_Goal_
Pull every line that holds the word "peoplessamachar" from the entries.

_Given records_
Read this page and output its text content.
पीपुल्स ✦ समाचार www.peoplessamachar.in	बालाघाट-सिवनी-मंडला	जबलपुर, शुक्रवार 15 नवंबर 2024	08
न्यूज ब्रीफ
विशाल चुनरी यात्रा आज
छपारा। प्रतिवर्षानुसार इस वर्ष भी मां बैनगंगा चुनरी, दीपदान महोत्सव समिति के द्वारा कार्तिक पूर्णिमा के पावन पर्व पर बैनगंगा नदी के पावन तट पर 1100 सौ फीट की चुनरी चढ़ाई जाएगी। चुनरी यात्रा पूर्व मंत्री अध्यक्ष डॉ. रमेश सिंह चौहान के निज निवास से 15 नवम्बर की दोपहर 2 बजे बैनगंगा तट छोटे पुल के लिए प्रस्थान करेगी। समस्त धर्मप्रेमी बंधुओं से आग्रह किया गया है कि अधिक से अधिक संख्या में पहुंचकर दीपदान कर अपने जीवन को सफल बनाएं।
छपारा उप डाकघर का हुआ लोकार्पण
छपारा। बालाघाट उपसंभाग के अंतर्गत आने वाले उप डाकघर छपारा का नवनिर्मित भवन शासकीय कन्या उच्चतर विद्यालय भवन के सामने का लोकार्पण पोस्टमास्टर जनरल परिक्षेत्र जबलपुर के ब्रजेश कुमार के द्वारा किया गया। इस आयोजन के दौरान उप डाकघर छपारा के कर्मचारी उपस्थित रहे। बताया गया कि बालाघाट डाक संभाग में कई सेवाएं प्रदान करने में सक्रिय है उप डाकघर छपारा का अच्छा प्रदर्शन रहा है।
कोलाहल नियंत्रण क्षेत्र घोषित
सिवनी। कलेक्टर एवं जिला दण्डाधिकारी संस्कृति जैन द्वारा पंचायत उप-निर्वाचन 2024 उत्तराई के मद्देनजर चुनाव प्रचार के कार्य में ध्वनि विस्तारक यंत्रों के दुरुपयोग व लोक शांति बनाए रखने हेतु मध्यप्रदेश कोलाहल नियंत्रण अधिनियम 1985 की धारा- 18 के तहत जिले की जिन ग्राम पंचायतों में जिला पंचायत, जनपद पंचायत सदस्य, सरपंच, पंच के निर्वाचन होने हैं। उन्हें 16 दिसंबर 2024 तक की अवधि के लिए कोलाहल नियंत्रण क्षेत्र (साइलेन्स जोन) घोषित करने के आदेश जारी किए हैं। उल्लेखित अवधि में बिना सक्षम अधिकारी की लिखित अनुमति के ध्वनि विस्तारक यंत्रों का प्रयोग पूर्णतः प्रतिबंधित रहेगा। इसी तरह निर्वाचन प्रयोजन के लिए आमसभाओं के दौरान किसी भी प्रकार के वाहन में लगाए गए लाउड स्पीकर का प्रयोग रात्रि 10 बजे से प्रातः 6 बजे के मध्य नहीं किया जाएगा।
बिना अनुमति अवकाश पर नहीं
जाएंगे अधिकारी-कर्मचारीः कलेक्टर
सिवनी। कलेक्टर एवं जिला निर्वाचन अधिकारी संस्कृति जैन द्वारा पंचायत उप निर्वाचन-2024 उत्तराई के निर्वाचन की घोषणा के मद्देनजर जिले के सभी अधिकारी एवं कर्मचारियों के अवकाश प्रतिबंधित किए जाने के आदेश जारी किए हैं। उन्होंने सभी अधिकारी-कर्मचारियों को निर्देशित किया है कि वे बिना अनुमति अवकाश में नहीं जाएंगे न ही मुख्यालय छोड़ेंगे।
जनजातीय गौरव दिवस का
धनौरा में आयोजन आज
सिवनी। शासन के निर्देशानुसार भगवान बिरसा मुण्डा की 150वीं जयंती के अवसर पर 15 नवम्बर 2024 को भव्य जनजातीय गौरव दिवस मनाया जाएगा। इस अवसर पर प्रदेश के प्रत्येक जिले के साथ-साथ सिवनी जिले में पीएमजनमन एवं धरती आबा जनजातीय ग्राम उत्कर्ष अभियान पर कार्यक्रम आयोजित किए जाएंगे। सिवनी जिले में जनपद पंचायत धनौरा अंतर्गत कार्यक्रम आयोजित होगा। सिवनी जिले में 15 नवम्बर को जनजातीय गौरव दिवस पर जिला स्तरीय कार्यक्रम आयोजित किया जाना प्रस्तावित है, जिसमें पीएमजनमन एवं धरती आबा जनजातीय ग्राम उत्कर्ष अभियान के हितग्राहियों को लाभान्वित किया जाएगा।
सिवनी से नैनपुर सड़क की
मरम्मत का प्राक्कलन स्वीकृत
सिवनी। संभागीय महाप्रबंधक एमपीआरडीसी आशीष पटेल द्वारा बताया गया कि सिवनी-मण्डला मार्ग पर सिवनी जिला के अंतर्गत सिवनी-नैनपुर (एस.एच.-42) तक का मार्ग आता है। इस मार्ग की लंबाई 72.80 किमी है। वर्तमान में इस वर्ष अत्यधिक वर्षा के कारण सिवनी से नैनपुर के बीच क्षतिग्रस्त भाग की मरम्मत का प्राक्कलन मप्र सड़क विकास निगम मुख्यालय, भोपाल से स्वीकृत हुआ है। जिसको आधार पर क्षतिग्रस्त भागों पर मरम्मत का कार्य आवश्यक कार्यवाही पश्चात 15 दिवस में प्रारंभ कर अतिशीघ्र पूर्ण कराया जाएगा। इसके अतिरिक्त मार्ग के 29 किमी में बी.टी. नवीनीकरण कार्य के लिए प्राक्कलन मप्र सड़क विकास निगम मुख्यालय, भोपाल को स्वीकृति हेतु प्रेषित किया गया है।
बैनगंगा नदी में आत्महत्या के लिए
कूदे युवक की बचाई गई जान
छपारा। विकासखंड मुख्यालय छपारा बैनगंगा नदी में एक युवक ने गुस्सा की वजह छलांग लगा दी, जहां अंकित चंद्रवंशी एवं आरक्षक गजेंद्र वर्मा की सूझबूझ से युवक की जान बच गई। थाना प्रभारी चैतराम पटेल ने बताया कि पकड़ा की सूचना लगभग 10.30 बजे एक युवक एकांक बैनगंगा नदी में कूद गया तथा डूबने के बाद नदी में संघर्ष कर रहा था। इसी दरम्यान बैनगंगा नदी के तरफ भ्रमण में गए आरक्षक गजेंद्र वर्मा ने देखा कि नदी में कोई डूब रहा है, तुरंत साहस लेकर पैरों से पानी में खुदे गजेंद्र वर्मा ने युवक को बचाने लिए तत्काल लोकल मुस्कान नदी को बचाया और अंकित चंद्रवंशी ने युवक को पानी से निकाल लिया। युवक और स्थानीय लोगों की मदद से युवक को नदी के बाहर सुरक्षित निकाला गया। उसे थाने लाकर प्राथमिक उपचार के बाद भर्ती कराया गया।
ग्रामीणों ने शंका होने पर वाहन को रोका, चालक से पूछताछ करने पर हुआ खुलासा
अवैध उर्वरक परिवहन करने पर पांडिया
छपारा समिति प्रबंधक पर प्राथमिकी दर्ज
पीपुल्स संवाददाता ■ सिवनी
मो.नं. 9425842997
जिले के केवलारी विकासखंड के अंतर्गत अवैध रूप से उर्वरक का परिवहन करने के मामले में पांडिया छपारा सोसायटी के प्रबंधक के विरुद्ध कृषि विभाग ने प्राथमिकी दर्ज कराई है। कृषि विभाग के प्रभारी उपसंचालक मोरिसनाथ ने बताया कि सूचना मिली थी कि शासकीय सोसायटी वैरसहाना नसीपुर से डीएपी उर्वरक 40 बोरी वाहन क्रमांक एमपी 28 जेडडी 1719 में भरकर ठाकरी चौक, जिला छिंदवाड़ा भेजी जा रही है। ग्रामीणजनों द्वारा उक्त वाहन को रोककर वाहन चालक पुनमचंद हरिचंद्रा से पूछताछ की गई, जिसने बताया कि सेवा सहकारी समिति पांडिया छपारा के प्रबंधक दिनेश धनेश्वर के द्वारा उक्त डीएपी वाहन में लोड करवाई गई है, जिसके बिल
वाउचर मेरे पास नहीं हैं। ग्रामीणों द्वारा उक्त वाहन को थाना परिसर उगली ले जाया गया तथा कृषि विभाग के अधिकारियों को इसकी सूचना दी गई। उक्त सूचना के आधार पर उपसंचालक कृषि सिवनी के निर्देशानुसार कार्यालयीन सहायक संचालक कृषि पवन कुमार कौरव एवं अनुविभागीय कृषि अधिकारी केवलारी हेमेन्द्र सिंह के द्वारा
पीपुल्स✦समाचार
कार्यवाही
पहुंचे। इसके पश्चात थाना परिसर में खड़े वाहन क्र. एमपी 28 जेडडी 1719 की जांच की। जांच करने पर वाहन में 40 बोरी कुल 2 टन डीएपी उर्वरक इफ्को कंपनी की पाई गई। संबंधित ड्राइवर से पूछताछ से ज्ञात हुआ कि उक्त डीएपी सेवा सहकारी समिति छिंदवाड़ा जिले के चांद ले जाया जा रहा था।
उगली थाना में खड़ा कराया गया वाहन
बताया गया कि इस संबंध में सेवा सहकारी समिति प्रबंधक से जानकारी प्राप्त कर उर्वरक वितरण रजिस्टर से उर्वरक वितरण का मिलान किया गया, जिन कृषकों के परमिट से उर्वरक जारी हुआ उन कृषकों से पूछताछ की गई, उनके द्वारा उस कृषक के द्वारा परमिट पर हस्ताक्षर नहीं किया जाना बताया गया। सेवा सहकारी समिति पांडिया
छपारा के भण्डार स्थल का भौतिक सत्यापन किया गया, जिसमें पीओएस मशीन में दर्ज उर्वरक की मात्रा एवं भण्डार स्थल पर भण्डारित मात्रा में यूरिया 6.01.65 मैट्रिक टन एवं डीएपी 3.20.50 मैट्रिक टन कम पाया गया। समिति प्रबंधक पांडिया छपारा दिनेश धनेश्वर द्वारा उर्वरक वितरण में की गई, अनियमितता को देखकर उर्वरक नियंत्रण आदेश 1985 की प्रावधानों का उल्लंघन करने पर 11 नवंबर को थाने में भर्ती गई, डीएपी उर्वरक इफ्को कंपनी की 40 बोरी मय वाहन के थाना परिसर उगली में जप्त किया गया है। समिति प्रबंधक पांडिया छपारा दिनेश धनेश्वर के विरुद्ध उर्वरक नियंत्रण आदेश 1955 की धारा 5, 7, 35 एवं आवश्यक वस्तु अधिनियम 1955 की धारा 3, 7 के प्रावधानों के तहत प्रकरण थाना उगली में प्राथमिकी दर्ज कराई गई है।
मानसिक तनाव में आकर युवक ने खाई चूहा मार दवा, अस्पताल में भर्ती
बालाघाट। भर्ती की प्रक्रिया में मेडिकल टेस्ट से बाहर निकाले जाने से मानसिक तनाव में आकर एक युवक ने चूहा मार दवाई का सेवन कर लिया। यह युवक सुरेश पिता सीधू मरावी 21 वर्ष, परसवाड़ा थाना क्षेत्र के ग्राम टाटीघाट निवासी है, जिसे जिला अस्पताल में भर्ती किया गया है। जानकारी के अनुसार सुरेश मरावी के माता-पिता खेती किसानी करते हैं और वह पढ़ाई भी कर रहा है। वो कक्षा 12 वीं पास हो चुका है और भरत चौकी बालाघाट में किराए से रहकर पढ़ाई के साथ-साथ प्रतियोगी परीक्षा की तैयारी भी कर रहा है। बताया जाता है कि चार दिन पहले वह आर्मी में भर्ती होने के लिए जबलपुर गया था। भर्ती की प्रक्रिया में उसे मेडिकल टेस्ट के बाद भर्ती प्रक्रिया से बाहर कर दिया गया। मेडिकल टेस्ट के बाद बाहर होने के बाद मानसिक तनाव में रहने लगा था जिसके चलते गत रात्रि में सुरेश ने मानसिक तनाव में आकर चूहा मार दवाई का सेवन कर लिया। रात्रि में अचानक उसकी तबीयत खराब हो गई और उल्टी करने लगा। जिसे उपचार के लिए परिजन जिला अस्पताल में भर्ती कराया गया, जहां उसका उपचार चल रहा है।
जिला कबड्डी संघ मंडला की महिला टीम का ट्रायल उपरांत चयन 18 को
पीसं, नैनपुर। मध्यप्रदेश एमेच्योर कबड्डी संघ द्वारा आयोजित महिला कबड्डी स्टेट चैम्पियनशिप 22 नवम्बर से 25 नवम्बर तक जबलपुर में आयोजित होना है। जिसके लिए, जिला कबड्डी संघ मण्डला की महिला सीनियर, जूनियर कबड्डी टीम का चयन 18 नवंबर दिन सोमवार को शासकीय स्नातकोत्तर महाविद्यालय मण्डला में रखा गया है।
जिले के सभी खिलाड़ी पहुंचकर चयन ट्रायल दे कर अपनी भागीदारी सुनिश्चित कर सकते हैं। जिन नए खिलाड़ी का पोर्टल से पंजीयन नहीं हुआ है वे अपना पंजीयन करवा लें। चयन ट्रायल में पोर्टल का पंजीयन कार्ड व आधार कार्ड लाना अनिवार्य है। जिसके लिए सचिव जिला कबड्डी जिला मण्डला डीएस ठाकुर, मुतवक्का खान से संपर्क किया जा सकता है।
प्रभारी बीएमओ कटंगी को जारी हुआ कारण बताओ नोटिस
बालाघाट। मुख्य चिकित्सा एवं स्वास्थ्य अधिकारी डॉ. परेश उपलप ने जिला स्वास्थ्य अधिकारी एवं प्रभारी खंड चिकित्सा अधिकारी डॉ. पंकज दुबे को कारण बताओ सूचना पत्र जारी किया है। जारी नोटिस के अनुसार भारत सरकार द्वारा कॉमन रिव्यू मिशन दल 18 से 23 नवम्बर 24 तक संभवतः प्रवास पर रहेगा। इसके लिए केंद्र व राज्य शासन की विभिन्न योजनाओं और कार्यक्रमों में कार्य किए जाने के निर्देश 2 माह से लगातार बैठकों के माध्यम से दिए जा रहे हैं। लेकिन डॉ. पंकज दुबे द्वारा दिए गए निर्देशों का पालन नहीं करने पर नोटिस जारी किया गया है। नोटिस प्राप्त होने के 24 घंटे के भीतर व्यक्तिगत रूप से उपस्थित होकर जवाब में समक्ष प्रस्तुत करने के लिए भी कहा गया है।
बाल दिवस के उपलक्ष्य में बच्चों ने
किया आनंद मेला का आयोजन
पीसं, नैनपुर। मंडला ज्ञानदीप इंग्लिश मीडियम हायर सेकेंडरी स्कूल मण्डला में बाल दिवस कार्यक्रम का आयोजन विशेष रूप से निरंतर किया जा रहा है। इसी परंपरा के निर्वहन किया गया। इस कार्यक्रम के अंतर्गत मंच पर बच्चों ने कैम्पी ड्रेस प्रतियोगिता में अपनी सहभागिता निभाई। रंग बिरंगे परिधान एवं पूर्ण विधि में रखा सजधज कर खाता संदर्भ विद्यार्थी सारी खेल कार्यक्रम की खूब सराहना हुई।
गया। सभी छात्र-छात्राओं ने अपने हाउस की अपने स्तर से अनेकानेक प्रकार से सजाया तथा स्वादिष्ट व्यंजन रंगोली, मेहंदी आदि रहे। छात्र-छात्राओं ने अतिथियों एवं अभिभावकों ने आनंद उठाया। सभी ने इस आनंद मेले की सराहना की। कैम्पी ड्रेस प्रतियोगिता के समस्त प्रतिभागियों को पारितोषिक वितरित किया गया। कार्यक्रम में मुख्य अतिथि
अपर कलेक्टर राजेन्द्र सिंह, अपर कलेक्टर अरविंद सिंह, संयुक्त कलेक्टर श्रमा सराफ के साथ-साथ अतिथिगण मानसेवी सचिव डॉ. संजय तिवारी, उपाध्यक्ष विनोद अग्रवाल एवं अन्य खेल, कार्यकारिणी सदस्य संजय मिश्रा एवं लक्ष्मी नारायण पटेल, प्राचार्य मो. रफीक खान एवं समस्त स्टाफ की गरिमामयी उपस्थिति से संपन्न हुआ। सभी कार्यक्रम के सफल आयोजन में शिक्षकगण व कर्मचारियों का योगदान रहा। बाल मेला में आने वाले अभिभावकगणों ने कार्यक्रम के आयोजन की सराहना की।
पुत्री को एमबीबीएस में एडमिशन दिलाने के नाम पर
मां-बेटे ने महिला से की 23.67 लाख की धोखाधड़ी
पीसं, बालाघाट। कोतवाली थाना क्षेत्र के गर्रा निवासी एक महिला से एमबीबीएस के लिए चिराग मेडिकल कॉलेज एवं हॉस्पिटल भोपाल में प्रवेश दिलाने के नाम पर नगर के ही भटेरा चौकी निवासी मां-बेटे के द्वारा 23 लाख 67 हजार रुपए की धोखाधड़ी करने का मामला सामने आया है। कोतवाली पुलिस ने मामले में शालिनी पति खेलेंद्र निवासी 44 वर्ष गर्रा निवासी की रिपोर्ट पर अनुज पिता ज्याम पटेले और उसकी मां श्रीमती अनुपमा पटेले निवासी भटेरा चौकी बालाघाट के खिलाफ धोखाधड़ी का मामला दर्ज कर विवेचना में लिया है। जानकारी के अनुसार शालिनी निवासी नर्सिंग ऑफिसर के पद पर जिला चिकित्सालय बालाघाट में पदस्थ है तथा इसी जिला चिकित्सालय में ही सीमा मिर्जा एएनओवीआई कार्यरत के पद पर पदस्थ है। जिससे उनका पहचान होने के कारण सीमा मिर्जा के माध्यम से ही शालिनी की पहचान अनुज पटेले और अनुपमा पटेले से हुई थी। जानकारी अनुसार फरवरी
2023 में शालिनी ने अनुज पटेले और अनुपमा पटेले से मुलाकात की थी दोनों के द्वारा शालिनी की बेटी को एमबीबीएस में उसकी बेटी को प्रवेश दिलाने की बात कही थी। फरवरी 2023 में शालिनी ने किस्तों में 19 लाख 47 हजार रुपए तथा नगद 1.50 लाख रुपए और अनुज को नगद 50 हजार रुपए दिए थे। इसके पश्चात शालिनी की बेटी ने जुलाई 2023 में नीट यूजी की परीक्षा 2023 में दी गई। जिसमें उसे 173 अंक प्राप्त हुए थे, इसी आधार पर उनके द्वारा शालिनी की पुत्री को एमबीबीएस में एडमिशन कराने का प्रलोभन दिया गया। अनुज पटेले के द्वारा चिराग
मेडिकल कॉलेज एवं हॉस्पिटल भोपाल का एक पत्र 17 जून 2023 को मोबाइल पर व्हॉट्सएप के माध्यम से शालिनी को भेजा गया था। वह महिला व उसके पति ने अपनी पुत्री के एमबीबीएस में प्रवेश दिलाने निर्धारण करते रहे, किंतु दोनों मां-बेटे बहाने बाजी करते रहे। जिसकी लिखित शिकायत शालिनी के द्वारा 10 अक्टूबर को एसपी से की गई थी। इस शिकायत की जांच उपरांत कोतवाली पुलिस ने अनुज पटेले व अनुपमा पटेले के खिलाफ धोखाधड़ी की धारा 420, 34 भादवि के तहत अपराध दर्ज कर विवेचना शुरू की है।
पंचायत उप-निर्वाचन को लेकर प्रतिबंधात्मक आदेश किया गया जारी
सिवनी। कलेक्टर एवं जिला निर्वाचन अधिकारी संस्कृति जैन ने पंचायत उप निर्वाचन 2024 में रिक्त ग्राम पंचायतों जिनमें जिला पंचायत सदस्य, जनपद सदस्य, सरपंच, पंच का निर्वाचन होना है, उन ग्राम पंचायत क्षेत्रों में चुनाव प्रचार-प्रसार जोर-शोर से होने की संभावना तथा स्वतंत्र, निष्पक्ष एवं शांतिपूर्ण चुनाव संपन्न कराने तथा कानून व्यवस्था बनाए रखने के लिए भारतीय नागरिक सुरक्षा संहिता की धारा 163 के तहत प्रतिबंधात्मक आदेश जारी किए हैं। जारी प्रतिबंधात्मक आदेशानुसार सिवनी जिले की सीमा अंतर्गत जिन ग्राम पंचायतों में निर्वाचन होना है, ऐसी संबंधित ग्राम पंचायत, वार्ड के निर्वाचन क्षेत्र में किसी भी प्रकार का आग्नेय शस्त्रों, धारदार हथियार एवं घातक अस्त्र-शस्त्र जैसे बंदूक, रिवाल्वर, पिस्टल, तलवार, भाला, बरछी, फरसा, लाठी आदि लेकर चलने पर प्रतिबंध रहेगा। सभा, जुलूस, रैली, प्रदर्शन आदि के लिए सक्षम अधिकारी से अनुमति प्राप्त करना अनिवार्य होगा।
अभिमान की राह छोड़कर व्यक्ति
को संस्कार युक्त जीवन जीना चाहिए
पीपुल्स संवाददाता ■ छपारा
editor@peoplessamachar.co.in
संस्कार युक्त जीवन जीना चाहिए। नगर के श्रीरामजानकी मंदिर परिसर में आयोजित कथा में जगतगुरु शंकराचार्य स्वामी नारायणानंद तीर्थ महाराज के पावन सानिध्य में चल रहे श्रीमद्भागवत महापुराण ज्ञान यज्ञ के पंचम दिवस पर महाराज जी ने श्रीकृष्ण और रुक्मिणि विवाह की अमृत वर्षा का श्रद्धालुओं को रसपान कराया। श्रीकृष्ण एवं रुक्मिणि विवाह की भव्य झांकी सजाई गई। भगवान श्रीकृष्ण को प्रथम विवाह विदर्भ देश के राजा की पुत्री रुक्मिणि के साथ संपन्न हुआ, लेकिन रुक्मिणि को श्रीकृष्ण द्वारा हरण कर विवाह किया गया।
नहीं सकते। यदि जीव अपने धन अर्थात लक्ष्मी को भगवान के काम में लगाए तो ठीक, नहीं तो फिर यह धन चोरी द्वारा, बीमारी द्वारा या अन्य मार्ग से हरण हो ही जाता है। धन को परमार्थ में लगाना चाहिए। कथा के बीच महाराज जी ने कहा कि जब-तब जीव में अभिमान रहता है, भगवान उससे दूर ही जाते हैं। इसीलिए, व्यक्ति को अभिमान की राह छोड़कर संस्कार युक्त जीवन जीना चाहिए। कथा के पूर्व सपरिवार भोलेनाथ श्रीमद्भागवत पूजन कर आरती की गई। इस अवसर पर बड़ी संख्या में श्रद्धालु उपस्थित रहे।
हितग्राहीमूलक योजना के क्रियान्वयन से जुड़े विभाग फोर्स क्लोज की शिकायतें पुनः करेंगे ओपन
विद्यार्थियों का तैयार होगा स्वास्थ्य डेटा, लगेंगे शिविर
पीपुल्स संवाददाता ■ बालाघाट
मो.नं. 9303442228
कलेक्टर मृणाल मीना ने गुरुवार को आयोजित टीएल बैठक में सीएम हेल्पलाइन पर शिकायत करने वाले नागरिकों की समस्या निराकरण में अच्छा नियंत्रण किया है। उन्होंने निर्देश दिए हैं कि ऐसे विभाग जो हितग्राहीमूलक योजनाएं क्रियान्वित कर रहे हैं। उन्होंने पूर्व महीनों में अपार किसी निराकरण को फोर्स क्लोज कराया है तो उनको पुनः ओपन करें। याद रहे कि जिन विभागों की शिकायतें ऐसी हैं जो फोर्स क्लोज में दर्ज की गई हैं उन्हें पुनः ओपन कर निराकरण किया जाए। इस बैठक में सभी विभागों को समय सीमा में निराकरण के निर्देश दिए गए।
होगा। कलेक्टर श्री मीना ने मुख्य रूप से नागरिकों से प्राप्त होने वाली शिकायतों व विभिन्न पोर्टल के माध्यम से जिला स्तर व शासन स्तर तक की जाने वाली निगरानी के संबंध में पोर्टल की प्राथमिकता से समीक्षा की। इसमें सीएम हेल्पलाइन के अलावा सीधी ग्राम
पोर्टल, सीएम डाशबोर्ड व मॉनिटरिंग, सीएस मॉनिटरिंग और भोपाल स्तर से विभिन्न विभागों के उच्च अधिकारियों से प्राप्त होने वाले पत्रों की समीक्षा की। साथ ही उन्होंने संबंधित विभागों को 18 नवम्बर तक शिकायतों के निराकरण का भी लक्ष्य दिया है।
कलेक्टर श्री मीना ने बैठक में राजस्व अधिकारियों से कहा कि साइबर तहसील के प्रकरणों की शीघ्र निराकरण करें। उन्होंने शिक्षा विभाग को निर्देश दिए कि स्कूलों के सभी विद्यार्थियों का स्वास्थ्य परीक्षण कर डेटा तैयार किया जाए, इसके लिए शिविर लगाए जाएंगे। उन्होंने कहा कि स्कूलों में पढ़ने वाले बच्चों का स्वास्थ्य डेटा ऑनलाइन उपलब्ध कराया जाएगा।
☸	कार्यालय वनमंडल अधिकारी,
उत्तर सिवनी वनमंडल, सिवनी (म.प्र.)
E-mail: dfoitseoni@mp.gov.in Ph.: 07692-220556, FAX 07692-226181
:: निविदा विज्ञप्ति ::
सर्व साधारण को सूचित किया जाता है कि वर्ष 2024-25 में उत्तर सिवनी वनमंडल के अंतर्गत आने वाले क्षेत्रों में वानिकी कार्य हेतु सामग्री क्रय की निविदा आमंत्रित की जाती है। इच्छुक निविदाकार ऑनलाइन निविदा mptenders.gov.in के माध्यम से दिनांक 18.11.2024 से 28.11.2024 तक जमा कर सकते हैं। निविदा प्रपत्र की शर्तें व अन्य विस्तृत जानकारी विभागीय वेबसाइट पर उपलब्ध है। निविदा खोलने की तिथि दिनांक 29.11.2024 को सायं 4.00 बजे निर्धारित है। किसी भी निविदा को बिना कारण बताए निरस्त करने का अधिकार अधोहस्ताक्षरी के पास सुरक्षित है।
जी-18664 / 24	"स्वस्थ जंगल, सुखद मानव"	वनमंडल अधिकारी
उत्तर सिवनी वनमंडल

_Solution to this exercise_
पीपुल्स ✦ समाचार www.peoplessamachar.in	बालाघाट-सिवनी-मंडला	जबलपुर, शुक्रवार 15 नवंबर 2024	08
editor@peoplessamachar.co.in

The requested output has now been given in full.